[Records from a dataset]
>> Begin
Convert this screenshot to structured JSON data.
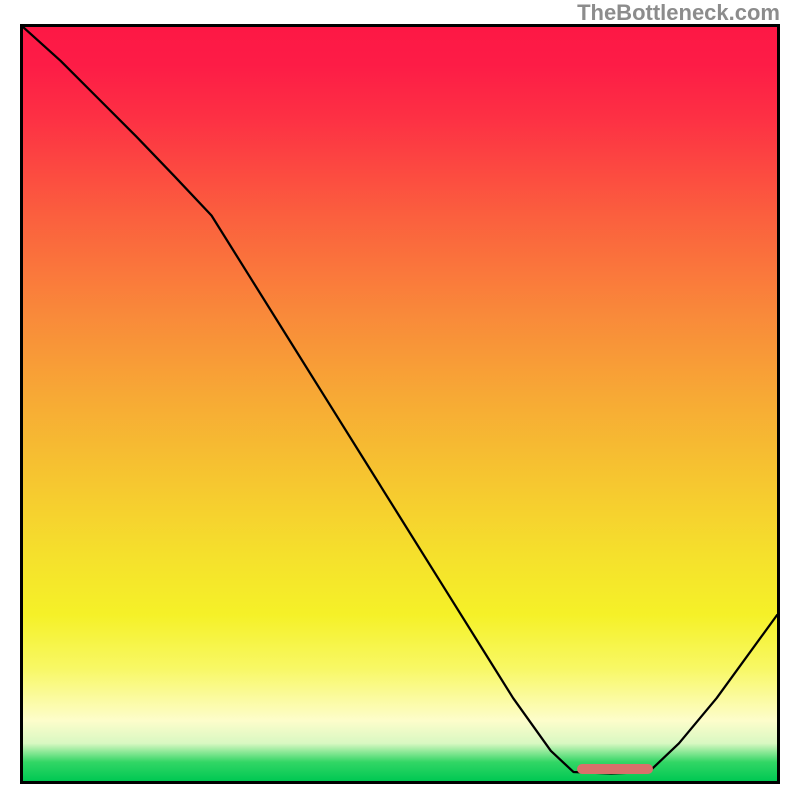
{
  "watermark": "TheBottleneck.com",
  "colors": {
    "curve": "#000000",
    "slider": "#d9706b"
  },
  "slider": {
    "left_frac": 0.735,
    "width_frac": 0.1,
    "bottom_frac": 0.985
  },
  "chart_data": {
    "type": "line",
    "title": "",
    "xlabel": "",
    "ylabel": "",
    "xlim": [
      0,
      1
    ],
    "ylim": [
      0,
      1
    ],
    "note": "Values are fractional coordinates within the plot rectangle: x from left (0→1) and y as height above bottom (0=baseline, 1=top). The line starts at top-left, descends (with a slope break around x≈0.25), reaches a flat bottom near x≈0.73–0.83, then rises toward the right edge.",
    "series": [
      {
        "name": "curve",
        "x": [
          0.0,
          0.05,
          0.1,
          0.15,
          0.2,
          0.25,
          0.3,
          0.35,
          0.4,
          0.45,
          0.5,
          0.55,
          0.6,
          0.65,
          0.7,
          0.73,
          0.78,
          0.83,
          0.87,
          0.92,
          1.0
        ],
        "y": [
          1.0,
          0.955,
          0.905,
          0.855,
          0.803,
          0.75,
          0.67,
          0.59,
          0.51,
          0.43,
          0.35,
          0.27,
          0.19,
          0.11,
          0.04,
          0.012,
          0.01,
          0.012,
          0.05,
          0.11,
          0.22
        ]
      }
    ]
  }
}
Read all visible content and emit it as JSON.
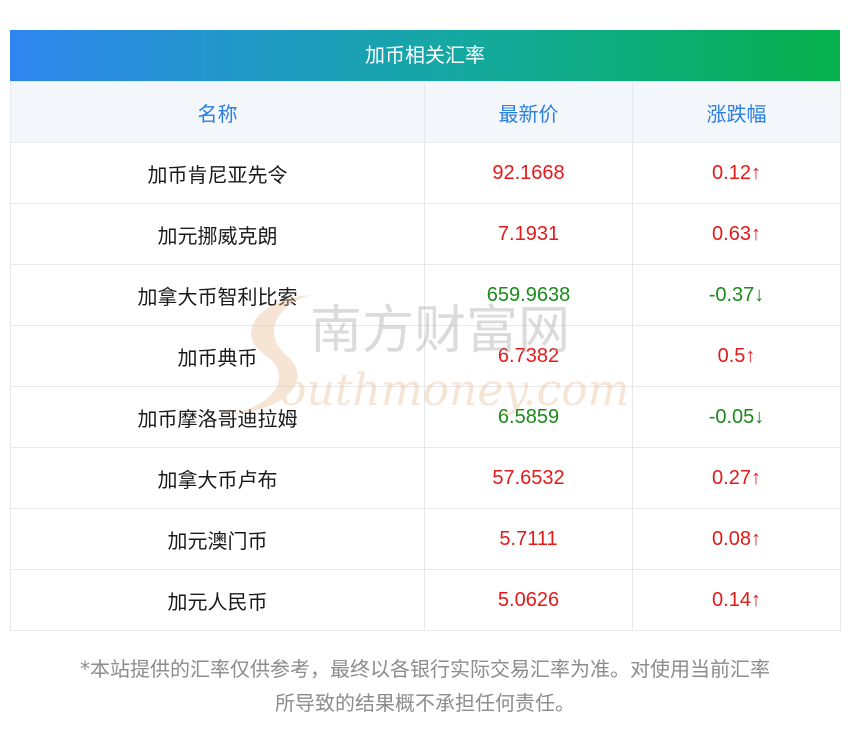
{
  "title": "加币相关汇率",
  "columns": [
    "名称",
    "最新价",
    "涨跌幅"
  ],
  "rows": [
    {
      "name": "加币肯尼亚先令",
      "price": "92.1668",
      "change": "0.12↑",
      "trend": "up"
    },
    {
      "name": "加元挪威克朗",
      "price": "7.1931",
      "change": "0.63↑",
      "trend": "up"
    },
    {
      "name": "加拿大币智利比索",
      "price": "659.9638",
      "change": "-0.37↓",
      "trend": "down"
    },
    {
      "name": "加币典币",
      "price": "6.7382",
      "change": "0.5↑",
      "trend": "up"
    },
    {
      "name": "加币摩洛哥迪拉姆",
      "price": "6.5859",
      "change": "-0.05↓",
      "trend": "down"
    },
    {
      "name": "加拿大币卢布",
      "price": "57.6532",
      "change": "0.27↑",
      "trend": "up"
    },
    {
      "name": "加元澳门币",
      "price": "5.7111",
      "change": "0.08↑",
      "trend": "up"
    },
    {
      "name": "加元人民币",
      "price": "5.0626",
      "change": "0.14↑",
      "trend": "up"
    }
  ],
  "disclaimer_line1": "*本站提供的汇率仅供参考，最终以各银行实际交易汇率为准。对使用当前汇率",
  "disclaimer_line2": "所导致的结果概不承担任何责任。",
  "watermark": {
    "cn": "南方财富网",
    "en": "outhmoney.com"
  },
  "colors": {
    "up": "#e41a1a",
    "down": "#1a8a1a",
    "header_text": "#2b7fe0",
    "title_gradient_start": "#2f86f0",
    "title_gradient_end": "#06b04a"
  }
}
>> End
#### YOUR OBJECTIVE
Repeat the material above verbatim, with no pictures in the output.

#### EXERCISE RESPONSE
Convert this screenshot to structured JSON data.
{
  "watermark": "TheBottleneck.com",
  "colors": {
    "curve": "#000000",
    "slider": "#d9706b"
  },
  "slider": {
    "left_frac": 0.735,
    "width_frac": 0.1,
    "bottom_frac": 0.985
  },
  "chart_data": {
    "type": "line",
    "title": "",
    "xlabel": "",
    "ylabel": "",
    "xlim": [
      0,
      1
    ],
    "ylim": [
      0,
      1
    ],
    "note": "Values are fractional coordinates within the plot rectangle: x from left (0→1) and y as height above bottom (0=baseline, 1=top). The line starts at top-left, descends (with a slope break around x≈0.25), reaches a flat bottom near x≈0.73–0.83, then rises toward the right edge.",
    "series": [
      {
        "name": "curve",
        "x": [
          0.0,
          0.05,
          0.1,
          0.15,
          0.2,
          0.25,
          0.3,
          0.35,
          0.4,
          0.45,
          0.5,
          0.55,
          0.6,
          0.65,
          0.7,
          0.73,
          0.78,
          0.83,
          0.87,
          0.92,
          1.0
        ],
        "y": [
          1.0,
          0.955,
          0.905,
          0.855,
          0.803,
          0.75,
          0.67,
          0.59,
          0.51,
          0.43,
          0.35,
          0.27,
          0.19,
          0.11,
          0.04,
          0.012,
          0.01,
          0.012,
          0.05,
          0.11,
          0.22
        ]
      }
    ]
  }
}
Read all visible content and emit it as JSON.
{
  "title": "加币相关汇率",
  "columns": [
    "名称",
    "最新价",
    "涨跌幅"
  ],
  "rows": [
    {
      "name": "加币肯尼亚先令",
      "price": "92.1668",
      "change": "0.12↑",
      "trend": "up"
    },
    {
      "name": "加元挪威克朗",
      "price": "7.1931",
      "change": "0.63↑",
      "trend": "up"
    },
    {
      "name": "加拿大币智利比索",
      "price": "659.9638",
      "change": "-0.37↓",
      "trend": "down"
    },
    {
      "name": "加币典币",
      "price": "6.7382",
      "change": "0.5↑",
      "trend": "up"
    },
    {
      "name": "加币摩洛哥迪拉姆",
      "price": "6.5859",
      "change": "-0.05↓",
      "trend": "down"
    },
    {
      "name": "加拿大币卢布",
      "price": "57.6532",
      "change": "0.27↑",
      "trend": "up"
    },
    {
      "name": "加元澳门币",
      "price": "5.7111",
      "change": "0.08↑",
      "trend": "up"
    },
    {
      "name": "加元人民币",
      "price": "5.0626",
      "change": "0.14↑",
      "trend": "up"
    }
  ],
  "disclaimer_line1": "*本站提供的汇率仅供参考，最终以各银行实际交易汇率为准。对使用当前汇率",
  "disclaimer_line2": "所导致的结果概不承担任何责任。",
  "watermark": {
    "cn": "南方财富网",
    "en": "outhmoney.com"
  },
  "colors": {
    "up": "#e41a1a",
    "down": "#1a8a1a",
    "header_text": "#2b7fe0",
    "title_gradient_start": "#2f86f0",
    "title_gradient_end": "#06b04a"
  }
}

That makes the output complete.